Every line that holds "University" should be shown.

**** The data

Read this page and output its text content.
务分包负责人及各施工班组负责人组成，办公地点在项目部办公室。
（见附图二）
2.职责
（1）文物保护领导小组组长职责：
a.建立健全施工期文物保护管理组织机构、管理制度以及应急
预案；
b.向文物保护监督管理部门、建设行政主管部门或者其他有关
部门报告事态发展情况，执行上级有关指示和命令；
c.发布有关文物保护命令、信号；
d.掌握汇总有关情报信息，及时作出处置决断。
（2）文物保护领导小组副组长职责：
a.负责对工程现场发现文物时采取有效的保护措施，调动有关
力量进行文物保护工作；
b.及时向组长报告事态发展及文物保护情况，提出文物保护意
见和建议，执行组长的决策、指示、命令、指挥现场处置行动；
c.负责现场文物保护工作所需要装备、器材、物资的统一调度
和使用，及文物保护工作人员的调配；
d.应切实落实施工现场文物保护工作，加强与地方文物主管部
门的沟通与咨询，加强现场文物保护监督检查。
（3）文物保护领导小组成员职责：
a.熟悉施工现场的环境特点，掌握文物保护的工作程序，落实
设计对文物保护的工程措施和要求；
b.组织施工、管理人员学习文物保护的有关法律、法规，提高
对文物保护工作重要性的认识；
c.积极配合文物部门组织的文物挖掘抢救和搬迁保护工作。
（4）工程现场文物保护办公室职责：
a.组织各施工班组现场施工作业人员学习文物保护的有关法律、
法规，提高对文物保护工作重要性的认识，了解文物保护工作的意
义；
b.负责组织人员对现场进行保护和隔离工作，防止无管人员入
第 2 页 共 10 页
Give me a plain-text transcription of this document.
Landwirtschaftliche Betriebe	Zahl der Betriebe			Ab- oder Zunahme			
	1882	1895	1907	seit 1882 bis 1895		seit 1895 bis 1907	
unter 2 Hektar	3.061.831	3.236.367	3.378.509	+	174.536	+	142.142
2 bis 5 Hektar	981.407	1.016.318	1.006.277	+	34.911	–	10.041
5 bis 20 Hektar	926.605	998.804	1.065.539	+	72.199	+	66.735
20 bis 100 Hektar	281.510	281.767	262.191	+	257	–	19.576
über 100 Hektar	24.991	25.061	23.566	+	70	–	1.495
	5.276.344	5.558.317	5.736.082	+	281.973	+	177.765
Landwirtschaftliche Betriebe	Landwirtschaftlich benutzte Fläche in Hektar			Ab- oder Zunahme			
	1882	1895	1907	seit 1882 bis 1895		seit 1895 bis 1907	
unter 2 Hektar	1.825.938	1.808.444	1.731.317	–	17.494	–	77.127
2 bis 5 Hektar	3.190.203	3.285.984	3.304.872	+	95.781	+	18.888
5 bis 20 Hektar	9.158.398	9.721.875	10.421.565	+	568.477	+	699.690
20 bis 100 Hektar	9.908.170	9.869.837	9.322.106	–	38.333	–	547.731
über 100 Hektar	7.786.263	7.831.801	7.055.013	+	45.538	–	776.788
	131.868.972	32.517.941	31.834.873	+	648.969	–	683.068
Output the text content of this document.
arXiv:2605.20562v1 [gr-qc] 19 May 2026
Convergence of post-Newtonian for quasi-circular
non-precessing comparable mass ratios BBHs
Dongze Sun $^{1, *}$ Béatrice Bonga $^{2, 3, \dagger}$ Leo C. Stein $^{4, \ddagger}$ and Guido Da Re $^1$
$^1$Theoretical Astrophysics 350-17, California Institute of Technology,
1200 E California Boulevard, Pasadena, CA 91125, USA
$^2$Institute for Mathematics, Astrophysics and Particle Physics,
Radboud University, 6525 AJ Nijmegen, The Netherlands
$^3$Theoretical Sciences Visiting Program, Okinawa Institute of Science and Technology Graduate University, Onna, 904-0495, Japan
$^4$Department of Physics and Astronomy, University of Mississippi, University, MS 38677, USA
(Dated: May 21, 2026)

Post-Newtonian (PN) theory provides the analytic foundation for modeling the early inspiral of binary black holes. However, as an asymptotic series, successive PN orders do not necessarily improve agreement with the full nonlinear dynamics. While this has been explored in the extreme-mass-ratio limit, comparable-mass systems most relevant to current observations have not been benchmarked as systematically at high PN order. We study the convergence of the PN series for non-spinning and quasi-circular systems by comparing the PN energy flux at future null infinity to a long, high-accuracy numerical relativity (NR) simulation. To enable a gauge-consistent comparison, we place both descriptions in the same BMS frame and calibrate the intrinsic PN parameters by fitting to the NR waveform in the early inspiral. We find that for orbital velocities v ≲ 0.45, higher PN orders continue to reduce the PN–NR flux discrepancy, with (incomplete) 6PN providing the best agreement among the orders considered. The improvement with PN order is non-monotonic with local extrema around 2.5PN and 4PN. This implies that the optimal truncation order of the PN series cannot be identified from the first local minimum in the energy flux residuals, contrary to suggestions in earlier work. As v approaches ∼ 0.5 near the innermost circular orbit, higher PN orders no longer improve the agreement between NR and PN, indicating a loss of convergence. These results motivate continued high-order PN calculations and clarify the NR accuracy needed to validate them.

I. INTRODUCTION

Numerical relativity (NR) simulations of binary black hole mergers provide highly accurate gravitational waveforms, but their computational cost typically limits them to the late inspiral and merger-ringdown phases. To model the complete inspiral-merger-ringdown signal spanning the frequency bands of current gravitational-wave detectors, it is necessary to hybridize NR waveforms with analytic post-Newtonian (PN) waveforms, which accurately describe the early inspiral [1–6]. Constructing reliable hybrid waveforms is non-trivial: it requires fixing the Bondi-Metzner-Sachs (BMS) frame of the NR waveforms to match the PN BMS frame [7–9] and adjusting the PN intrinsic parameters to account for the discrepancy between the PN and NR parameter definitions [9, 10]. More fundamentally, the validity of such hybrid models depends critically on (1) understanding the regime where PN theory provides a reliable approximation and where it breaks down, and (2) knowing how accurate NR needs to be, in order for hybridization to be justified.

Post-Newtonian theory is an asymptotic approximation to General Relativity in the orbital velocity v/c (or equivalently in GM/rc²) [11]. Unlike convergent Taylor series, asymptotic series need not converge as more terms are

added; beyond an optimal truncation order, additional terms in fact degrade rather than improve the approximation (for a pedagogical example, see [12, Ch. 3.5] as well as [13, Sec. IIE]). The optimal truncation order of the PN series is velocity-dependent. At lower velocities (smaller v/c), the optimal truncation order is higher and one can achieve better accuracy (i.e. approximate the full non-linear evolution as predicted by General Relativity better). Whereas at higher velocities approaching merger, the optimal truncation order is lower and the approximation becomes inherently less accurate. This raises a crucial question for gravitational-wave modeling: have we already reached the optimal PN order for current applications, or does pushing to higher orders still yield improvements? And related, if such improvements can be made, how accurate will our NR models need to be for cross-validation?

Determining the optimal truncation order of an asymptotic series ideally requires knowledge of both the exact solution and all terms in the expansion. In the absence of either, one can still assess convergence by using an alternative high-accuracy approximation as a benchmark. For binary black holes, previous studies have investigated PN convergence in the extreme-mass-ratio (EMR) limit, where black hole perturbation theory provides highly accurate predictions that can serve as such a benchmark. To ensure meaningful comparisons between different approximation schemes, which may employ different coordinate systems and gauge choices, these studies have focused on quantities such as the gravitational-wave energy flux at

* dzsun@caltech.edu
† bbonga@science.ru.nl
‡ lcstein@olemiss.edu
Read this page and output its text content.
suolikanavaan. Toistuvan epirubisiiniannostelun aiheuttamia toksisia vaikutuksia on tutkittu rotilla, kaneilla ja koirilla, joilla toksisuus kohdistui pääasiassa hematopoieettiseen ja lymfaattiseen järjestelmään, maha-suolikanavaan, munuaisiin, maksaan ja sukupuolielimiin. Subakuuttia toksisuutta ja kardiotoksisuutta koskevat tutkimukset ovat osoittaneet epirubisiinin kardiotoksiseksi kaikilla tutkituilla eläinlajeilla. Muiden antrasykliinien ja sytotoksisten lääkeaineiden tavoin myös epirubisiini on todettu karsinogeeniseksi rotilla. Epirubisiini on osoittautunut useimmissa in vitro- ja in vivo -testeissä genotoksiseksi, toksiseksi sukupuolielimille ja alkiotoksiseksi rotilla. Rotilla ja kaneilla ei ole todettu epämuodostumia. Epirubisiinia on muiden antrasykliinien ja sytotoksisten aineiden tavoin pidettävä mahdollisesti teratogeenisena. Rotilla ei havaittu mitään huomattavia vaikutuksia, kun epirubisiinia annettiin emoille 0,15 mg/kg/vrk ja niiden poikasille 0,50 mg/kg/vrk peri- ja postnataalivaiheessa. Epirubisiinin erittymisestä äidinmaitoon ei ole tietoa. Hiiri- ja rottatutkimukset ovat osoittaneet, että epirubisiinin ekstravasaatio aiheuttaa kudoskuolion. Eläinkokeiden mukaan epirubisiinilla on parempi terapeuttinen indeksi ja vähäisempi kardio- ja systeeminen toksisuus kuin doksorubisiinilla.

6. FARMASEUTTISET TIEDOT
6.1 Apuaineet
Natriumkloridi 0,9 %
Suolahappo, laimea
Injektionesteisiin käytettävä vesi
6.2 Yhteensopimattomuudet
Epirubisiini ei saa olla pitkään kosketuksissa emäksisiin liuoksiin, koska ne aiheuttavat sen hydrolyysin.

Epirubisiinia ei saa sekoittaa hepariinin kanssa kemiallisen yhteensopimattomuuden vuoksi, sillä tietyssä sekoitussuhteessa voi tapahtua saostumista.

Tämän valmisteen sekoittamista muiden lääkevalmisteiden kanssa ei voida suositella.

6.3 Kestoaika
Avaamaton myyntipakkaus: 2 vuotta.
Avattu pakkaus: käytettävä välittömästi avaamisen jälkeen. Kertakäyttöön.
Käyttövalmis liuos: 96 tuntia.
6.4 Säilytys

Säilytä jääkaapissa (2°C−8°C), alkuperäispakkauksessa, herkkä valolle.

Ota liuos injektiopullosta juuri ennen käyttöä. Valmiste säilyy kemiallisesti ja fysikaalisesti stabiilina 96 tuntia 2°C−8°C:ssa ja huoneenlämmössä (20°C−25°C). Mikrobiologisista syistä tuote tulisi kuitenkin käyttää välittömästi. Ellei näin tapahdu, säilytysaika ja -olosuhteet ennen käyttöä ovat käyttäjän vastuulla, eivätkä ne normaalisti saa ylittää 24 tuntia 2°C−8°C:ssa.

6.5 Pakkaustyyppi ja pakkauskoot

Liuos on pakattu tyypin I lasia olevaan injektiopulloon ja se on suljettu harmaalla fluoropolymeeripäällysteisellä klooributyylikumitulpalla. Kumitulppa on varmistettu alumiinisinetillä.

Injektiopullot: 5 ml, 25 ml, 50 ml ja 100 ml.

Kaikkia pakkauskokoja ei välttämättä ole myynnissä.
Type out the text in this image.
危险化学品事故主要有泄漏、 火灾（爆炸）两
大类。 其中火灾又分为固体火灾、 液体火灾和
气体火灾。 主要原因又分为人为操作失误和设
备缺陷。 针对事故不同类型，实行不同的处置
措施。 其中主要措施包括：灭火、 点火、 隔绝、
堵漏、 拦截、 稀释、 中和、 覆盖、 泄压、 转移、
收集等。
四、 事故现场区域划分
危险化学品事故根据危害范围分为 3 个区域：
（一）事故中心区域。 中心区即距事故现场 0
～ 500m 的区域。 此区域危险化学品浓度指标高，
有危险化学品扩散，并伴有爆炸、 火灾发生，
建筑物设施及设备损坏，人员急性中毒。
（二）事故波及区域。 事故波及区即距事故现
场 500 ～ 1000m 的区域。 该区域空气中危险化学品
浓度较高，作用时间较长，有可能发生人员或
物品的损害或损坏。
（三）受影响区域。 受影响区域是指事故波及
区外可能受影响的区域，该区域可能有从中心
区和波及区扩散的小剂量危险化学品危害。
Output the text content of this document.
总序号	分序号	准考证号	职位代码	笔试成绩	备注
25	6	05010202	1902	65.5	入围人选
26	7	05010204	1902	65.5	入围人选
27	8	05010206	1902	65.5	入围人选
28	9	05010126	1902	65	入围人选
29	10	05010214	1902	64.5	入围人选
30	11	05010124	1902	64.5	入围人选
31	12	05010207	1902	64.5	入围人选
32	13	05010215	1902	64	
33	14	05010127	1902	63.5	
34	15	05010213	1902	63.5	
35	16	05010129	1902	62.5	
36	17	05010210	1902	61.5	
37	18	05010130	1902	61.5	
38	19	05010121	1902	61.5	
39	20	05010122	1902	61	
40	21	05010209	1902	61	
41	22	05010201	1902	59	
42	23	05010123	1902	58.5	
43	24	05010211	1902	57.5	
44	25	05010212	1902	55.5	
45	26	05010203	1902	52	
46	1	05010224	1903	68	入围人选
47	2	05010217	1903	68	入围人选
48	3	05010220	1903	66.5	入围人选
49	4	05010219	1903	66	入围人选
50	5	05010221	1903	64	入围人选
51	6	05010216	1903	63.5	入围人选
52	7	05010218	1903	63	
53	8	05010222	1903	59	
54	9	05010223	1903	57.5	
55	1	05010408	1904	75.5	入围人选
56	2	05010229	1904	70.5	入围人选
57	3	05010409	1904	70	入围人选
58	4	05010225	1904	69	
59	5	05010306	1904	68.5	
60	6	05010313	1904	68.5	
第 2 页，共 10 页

********

◆ **Finished exercise**
Radboud University, 6525 AJ Nijmegen, The Netherlands
$^3$Theoretical Sciences Visiting Program, Okinawa Institute of Science and Technology Graduate University, Onna, 904-0495, Japan
$^4$Department of Physics and Astronomy, University of Mississippi, University, MS 38677, USA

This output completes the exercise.